## WORK INSTRUCTIONS
Write out every entry word for word.

## Collection entries

_ _ _ _ _

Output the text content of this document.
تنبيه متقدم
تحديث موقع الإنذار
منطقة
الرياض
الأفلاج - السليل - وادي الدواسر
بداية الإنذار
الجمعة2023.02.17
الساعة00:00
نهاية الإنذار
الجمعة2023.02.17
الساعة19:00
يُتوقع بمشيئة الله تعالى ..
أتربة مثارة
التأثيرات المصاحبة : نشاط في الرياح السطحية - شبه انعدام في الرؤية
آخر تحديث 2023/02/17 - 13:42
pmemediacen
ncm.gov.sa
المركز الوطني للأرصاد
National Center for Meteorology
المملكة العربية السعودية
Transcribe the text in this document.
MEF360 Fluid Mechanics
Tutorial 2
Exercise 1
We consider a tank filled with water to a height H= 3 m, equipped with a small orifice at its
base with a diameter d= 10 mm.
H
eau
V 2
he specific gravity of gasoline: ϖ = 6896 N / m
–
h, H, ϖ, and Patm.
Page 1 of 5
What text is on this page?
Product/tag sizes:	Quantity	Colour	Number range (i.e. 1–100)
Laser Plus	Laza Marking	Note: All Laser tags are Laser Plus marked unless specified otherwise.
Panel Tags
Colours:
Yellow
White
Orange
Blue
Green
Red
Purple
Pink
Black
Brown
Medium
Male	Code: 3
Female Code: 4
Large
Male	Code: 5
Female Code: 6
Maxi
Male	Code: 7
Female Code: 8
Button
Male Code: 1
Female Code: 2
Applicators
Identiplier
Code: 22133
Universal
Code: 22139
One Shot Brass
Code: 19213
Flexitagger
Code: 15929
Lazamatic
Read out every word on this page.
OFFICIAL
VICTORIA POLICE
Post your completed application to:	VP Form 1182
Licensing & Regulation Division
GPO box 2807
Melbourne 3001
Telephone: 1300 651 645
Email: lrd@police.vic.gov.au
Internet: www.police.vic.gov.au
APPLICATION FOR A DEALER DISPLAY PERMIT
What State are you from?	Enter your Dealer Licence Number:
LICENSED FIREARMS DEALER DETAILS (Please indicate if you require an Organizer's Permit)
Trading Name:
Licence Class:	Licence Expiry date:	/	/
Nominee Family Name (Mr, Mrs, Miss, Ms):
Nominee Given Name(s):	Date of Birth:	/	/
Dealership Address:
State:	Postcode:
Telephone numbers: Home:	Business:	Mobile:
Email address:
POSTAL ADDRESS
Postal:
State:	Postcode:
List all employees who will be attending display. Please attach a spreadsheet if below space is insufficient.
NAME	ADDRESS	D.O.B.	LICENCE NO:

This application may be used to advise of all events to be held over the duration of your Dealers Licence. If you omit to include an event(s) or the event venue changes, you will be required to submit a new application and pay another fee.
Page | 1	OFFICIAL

_ _ _ _ _

## REPLY TO THE TASK
Output the text content of this document.
تنبيه متقدم
تحديث موقع الإنذار
منطقة
الرياض
الأفلاج - السليل - وادي الدواسر
بداية الإنذار
الجمعة2023.02.17
الساعة00:00
نهاية الإنذار
الجمعة2023.02.17
الساعة19:00
يُتوقع بمشيئة الله تعالى ..
أتربة مثارة
التأثيرات المصاحبة : نشاط في الرياح السطحية - شبه انعدام في الرؤية
آخر تحديث 2023/02/17 - 13:42
pmemediacen
ncm.gov.sa
المركز الوطني للأرصاد
National Center for Meteorology
المملكة العربية السعودية
Transcribe the text in this document.
MEF360 Fluid Mechanics
Tutorial 2
Exercise 1
We consider a tank filled with water to a height H= 3 m, equipped with a small orifice at its
base with a diameter d= 10 mm.
H
eau
V 2
he specific gravity of gasoline: ϖ = 6896 N / m
–
h, H, ϖ, and Patm.
Page 1 of 5
What text is on this page?
Product/tag sizes:	Quantity	Colour	Number range (i.e. 1–100)
Laser Plus	Laza Marking	Note: All Laser tags are Laser Plus marked unless specified otherwise.
Panel Tags
Colours:
Yellow
White
Orange
Blue
Green
Red
Purple
Pink
Black
Brown
Medium
Male	Code: 3
Female Code: 4
Large
Male	Code: 5
Female Code: 6
Maxi
Male	Code: 7
Female Code: 8
Button
Male Code: 1
Female Code: 2
Applicators
Identiplier
Code: 22133
Universal
Code: 22139
One Shot Brass
Code: 19213
Flexitagger
Code: 15929
Lazamatic
Read out every word on this page.
OFFICIAL
VICTORIA POLICE
Post your completed application to:	VP Form 1182
Licensing & Regulation Division
GPO box 2807
Melbourne 3001
Telephone: 1300 651 645
Email: lrd@police.vic.gov.au
Internet: www.police.vic.gov.au
APPLICATION FOR A DEALER DISPLAY PERMIT
What State are you from?	Enter your Dealer Licence Number:
LICENSED FIREARMS DEALER DETAILS (Please indicate if you require an Organizer's Permit)
Trading Name:
Licence Class:	Licence Expiry date:	/	/
Nominee Family Name (Mr, Mrs, Miss, Ms):
Nominee Given Name(s):	Date of Birth:	/	/
Dealership Address:
State:	Postcode:
Telephone numbers: Home:	Business:	Mobile:
Email address:
POSTAL ADDRESS
Postal:
State:	Postcode:
List all employees who will be attending display. Please attach a spreadsheet if below space is insufficient.
NAME	ADDRESS	D.O.B.	LICENCE NO:

This application may be used to advise of all events to be held over the duration of your Dealers Licence. If you omit to include an event(s) or the event venue changes, you will be required to submit a new application and pay another fee.
Page | 1	OFFICIAL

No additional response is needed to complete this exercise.